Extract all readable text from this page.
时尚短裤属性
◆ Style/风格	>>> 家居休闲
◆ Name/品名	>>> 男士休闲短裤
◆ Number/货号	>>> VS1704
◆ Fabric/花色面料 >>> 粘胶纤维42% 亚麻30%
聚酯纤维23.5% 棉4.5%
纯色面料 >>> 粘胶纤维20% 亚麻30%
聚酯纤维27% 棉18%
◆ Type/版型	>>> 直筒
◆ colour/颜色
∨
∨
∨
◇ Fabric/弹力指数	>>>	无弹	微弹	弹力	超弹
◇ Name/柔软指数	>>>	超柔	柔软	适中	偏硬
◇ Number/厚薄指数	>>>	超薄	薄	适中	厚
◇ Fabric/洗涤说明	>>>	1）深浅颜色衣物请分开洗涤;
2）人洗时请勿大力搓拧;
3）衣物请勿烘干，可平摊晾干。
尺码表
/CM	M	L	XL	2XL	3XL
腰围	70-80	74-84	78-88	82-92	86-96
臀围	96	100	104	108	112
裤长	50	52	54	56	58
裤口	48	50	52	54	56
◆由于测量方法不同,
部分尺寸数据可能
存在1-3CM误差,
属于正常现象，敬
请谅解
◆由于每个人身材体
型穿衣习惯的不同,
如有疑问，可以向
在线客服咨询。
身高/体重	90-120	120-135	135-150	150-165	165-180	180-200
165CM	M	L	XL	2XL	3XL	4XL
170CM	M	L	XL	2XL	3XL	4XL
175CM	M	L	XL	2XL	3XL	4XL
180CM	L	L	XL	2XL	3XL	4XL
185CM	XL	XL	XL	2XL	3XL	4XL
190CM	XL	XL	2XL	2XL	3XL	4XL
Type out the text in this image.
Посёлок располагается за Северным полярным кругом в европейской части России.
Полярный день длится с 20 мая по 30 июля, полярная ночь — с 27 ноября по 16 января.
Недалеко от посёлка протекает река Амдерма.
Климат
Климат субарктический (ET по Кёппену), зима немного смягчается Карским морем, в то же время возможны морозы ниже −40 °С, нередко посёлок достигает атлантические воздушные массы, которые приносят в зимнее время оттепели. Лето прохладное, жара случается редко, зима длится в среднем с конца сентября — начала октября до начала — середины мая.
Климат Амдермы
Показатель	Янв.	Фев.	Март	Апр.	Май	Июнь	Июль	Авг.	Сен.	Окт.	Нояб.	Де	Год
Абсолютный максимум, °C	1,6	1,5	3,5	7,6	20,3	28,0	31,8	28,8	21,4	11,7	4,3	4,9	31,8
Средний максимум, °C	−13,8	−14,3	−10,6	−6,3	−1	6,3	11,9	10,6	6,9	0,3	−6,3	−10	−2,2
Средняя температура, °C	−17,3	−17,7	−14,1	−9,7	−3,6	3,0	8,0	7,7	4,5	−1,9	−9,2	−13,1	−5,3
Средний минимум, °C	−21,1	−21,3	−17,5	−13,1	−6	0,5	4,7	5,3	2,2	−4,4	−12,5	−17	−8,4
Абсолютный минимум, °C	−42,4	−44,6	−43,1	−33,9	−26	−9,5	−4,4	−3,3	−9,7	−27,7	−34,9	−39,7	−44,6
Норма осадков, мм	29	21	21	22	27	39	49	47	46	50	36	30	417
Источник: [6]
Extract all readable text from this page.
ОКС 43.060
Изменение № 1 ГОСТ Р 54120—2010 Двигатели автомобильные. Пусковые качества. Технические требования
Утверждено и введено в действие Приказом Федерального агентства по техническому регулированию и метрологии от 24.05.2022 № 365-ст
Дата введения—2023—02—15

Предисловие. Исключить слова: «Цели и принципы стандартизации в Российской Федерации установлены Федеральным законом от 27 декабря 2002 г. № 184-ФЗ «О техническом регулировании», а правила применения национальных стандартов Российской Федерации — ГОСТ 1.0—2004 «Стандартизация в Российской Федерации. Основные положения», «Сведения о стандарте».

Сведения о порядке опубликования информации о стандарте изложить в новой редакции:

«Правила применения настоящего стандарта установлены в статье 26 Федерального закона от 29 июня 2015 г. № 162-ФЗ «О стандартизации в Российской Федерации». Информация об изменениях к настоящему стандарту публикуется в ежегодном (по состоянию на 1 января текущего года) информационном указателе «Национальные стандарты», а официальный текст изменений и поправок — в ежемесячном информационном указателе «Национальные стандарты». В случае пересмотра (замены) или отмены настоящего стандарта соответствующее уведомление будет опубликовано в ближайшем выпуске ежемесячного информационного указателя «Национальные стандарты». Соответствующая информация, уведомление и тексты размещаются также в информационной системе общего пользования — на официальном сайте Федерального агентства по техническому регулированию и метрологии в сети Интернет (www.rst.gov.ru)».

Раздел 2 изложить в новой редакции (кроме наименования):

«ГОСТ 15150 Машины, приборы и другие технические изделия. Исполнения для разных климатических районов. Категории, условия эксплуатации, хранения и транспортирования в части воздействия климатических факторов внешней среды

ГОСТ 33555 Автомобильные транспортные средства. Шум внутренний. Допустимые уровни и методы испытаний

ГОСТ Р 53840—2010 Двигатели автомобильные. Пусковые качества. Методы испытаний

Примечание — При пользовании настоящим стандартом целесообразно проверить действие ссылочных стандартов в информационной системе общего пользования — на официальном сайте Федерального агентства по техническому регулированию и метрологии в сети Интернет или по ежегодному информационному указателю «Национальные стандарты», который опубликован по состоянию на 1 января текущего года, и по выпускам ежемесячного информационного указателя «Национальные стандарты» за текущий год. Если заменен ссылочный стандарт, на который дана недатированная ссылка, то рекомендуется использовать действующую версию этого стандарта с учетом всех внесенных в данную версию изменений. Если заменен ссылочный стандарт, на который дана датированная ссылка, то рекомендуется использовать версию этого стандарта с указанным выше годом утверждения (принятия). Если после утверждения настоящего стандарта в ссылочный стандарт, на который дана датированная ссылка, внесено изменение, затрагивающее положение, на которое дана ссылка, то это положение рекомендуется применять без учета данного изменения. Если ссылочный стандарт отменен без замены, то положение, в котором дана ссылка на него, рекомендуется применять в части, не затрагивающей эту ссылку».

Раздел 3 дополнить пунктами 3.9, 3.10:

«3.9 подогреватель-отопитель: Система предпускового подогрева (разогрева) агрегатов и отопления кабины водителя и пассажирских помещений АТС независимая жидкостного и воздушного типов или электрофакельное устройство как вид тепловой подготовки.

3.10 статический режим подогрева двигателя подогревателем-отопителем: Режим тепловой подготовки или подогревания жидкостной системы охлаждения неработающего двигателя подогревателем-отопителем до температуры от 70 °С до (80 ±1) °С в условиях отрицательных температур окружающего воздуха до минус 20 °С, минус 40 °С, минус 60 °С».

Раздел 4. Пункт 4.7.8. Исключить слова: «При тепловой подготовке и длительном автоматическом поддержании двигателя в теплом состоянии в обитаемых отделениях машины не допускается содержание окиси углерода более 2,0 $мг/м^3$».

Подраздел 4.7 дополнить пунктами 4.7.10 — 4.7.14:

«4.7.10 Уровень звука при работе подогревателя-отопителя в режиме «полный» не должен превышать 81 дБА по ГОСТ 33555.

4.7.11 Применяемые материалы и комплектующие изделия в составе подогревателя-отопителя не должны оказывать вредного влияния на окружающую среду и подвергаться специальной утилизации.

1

=======

# Aim
Transcribe all of the lines in the records precisely.

# Exercise answer
Extract all readable text from this page.
时尚短裤属性
◆ Style/风格	>>> 家居休闲
◆ Name/品名	>>> 男士休闲短裤
◆ Number/货号	>>> VS1704
◆ Fabric/花色面料 >>> 粘胶纤维42% 亚麻30%
聚酯纤维23.5% 棉4.5%
纯色面料 >>> 粘胶纤维20% 亚麻30%
聚酯纤维27% 棉18%
◆ Type/版型	>>> 直筒
◆ colour/颜色
∨
∨
∨
◇ Fabric/弹力指数	>>>	无弹	微弹	弹力	超弹
◇ Name/柔软指数	>>>	超柔	柔软	适中	偏硬
◇ Number/厚薄指数	>>>	超薄	薄	适中	厚
◇ Fabric/洗涤说明	>>>	1）深浅颜色衣物请分开洗涤;
2）人洗时请勿大力搓拧;
3）衣物请勿烘干，可平摊晾干。
尺码表
/CM	M	L	XL	2XL	3XL
腰围	70-80	74-84	78-88	82-92	86-96
臀围	96	100	104	108	112
裤长	50	52	54	56	58
裤口	48	50	52	54	56
◆由于测量方法不同,
部分尺寸数据可能
存在1-3CM误差,
属于正常现象，敬
请谅解
◆由于每个人身材体
型穿衣习惯的不同,
如有疑问，可以向
在线客服咨询。
身高/体重	90-120	120-135	135-150	150-165	165-180	180-200
165CM	M	L	XL	2XL	3XL	4XL
170CM	M	L	XL	2XL	3XL	4XL
175CM	M	L	XL	2XL	3XL	4XL
180CM	L	L	XL	2XL	3XL	4XL
185CM	XL	XL	XL	2XL	3XL	4XL
190CM	XL	XL	2XL	2XL	3XL	4XL
Type out the text in this image.
Посёлок располагается за Северным полярным кругом в европейской части России.
Полярный день длится с 20 мая по 30 июля, полярная ночь — с 27 ноября по 16 января.
Недалеко от посёлка протекает река Амдерма.
Климат
Климат субарктический (ET по Кёппену), зима немного смягчается Карским морем, в то же время возможны морозы ниже −40 °С, нередко посёлок достигает атлантические воздушные массы, которые приносят в зимнее время оттепели. Лето прохладное, жара случается редко, зима длится в среднем с конца сентября — начала октября до начала — середины мая.
Климат Амдермы
Показатель	Янв.	Фев.	Март	Апр.	Май	Июнь	Июль	Авг.	Сен.	Окт.	Нояб.	Де	Год
Абсолютный максимум, °C	1,6	1,5	3,5	7,6	20,3	28,0	31,8	28,8	21,4	11,7	4,3	4,9	31,8
Средний максимум, °C	−13,8	−14,3	−10,6	−6,3	−1	6,3	11,9	10,6	6,9	0,3	−6,3	−10	−2,2
Средняя температура, °C	−17,3	−17,7	−14,1	−9,7	−3,6	3,0	8,0	7,7	4,5	−1,9	−9,2	−13,1	−5,3
Средний минимум, °C	−21,1	−21,3	−17,5	−13,1	−6	0,5	4,7	5,3	2,2	−4,4	−12,5	−17	−8,4
Абсолютный минимум, °C	−42,4	−44,6	−43,1	−33,9	−26	−9,5	−4,4	−3,3	−9,7	−27,7	−34,9	−39,7	−44,6
Норма осадков, мм	29	21	21	22	27	39	49	47	46	50	36	30	417
Источник: [6]
Extract all readable text from this page.
ОКС 43.060
Изменение № 1 ГОСТ Р 54120—2010 Двигатели автомобильные. Пусковые качества. Технические требования
Утверждено и введено в действие Приказом Федерального агентства по техническому регулированию и метрологии от 24.05.2022 № 365-ст
Дата введения—2023—02—15

Предисловие. Исключить слова: «Цели и принципы стандартизации в Российской Федерации установлены Федеральным законом от 27 декабря 2002 г. № 184-ФЗ «О техническом регулировании», а правила применения национальных стандартов Российской Федерации — ГОСТ 1.0—2004 «Стандартизация в Российской Федерации. Основные положения», «Сведения о стандарте».

Сведения о порядке опубликования информации о стандарте изложить в новой редакции:

«Правила применения настоящего стандарта установлены в статье 26 Федерального закона от 29 июня 2015 г. № 162-ФЗ «О стандартизации в Российской Федерации». Информация об изменениях к настоящему стандарту публикуется в ежегодном (по состоянию на 1 января текущего года) информационном указателе «Национальные стандарты», а официальный текст изменений и поправок — в ежемесячном информационном указателе «Национальные стандарты». В случае пересмотра (замены) или отмены настоящего стандарта соответствующее уведомление будет опубликовано в ближайшем выпуске ежемесячного информационного указателя «Национальные стандарты». Соответствующая информация, уведомление и тексты размещаются также в информационной системе общего пользования — на официальном сайте Федерального агентства по техническому регулированию и метрологии в сети Интернет (www.rst.gov.ru)».

Раздел 2 изложить в новой редакции (кроме наименования):

«ГОСТ 15150 Машины, приборы и другие технические изделия. Исполнения для разных климатических районов. Категории, условия эксплуатации, хранения и транспортирования в части воздействия климатических факторов внешней среды

ГОСТ 33555 Автомобильные транспортные средства. Шум внутренний. Допустимые уровни и методы испытаний

ГОСТ Р 53840—2010 Двигатели автомобильные. Пусковые качества. Методы испытаний

Примечание — При пользовании настоящим стандартом целесообразно проверить действие ссылочных стандартов в информационной системе общего пользования — на официальном сайте Федерального агентства по техническому регулированию и метрологии в сети Интернет или по ежегодному информационному указателю «Национальные стандарты», который опубликован по состоянию на 1 января текущего года, и по выпускам ежемесячного информационного указателя «Национальные стандарты» за текущий год. Если заменен ссылочный стандарт, на который дана недатированная ссылка, то рекомендуется использовать действующую версию этого стандарта с учетом всех внесенных в данную версию изменений. Если заменен ссылочный стандарт, на который дана датированная ссылка, то рекомендуется использовать версию этого стандарта с указанным выше годом утверждения (принятия). Если после утверждения настоящего стандарта в ссылочный стандарт, на который дана датированная ссылка, внесено изменение, затрагивающее положение, на которое дана ссылка, то это положение рекомендуется применять без учета данного изменения. Если ссылочный стандарт отменен без замены, то положение, в котором дана ссылка на него, рекомендуется применять в части, не затрагивающей эту ссылку».

Раздел 3 дополнить пунктами 3.9, 3.10:

«3.9 подогреватель-отопитель: Система предпускового подогрева (разогрева) агрегатов и отопления кабины водителя и пассажирских помещений АТС независимая жидкостного и воздушного типов или электрофакельное устройство как вид тепловой подготовки.

3.10 статический режим подогрева двигателя подогревателем-отопителем: Режим тепловой подготовки или подогревания жидкостной системы охлаждения неработающего двигателя подогревателем-отопителем до температуры от 70 °С до (80 ±1) °С в условиях отрицательных температур окружающего воздуха до минус 20 °С, минус 40 °С, минус 60 °С».

Раздел 4. Пункт 4.7.8. Исключить слова: «При тепловой подготовке и длительном автоматическом поддержании двигателя в теплом состоянии в обитаемых отделениях машины не допускается содержание окиси углерода более 2,0 $мг/м^3$».

Подраздел 4.7 дополнить пунктами 4.7.10 — 4.7.14:

«4.7.10 Уровень звука при работе подогревателя-отопителя в режиме «полный» не должен превышать 81 дБА по ГОСТ 33555.

4.7.11 Применяемые материалы и комплектующие изделия в составе подогревателя-отопителя не должны оказывать вредного влияния на окружающую среду и подвергаться специальной утилизации.

1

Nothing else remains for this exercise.